▶ [Task inputs]

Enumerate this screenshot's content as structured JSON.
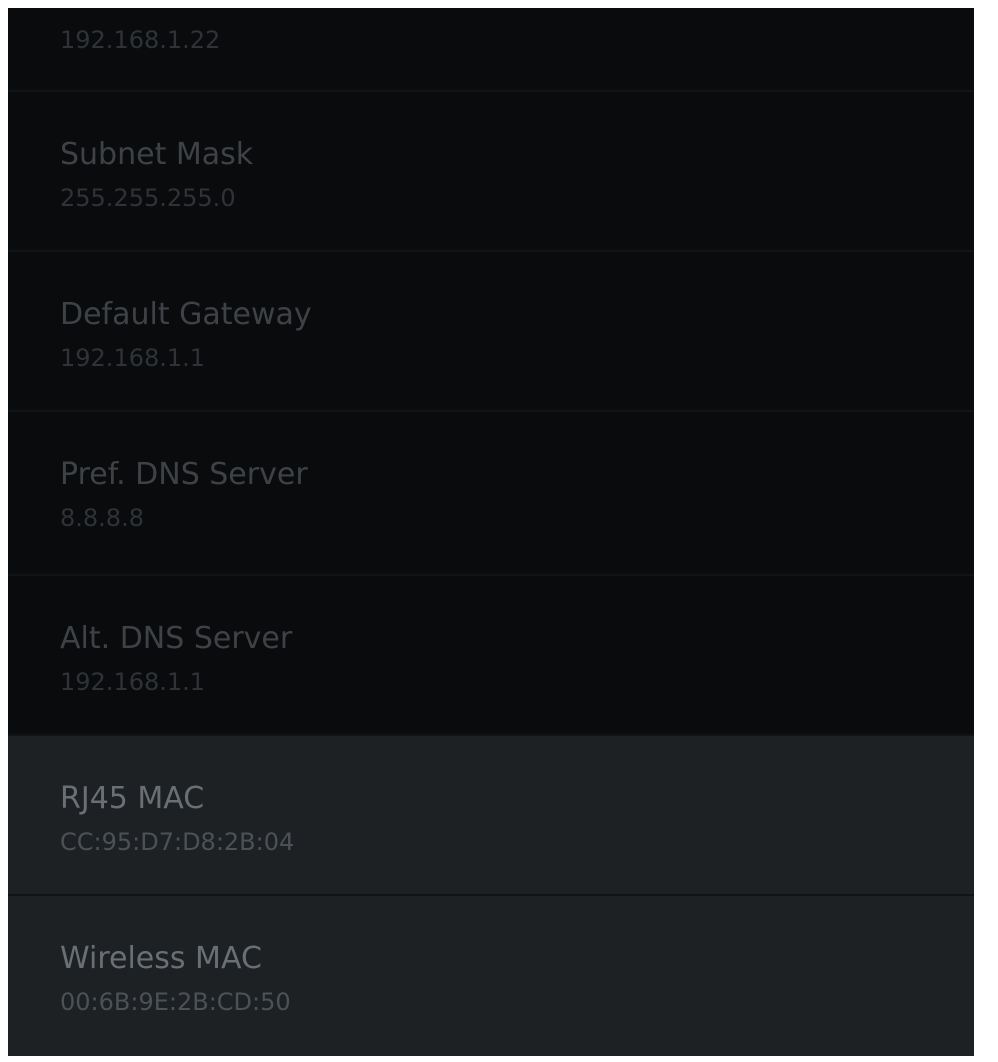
{
  "network_info": {
    "ip_address": {
      "value": "192.168.1.22"
    },
    "subnet_mask": {
      "label": "Subnet Mask",
      "value": "255.255.255.0"
    },
    "default_gateway": {
      "label": "Default Gateway",
      "value": "192.168.1.1"
    },
    "pref_dns": {
      "label": "Pref. DNS Server",
      "value": "8.8.8.8"
    },
    "alt_dns": {
      "label": "Alt. DNS Server",
      "value": "192.168.1.1"
    },
    "rj45_mac": {
      "label": "RJ45 MAC",
      "value": "CC:95:D7:D8:2B:04"
    },
    "wireless_mac": {
      "label": "Wireless MAC",
      "value": "00:6B:9E:2B:CD:50"
    }
  },
  "colors": {
    "background": "#0a0b0d",
    "highlighted_row": "#1d2124",
    "label_text": "#3e4246",
    "value_text": "#2f3337"
  }
}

▶ [Your instructions]
Examine the records and pull out every line where the string "Server" occurs.

▶ [Right answer]
      "label": "Pref. DNS Server",
      "label": "Alt. DNS Server",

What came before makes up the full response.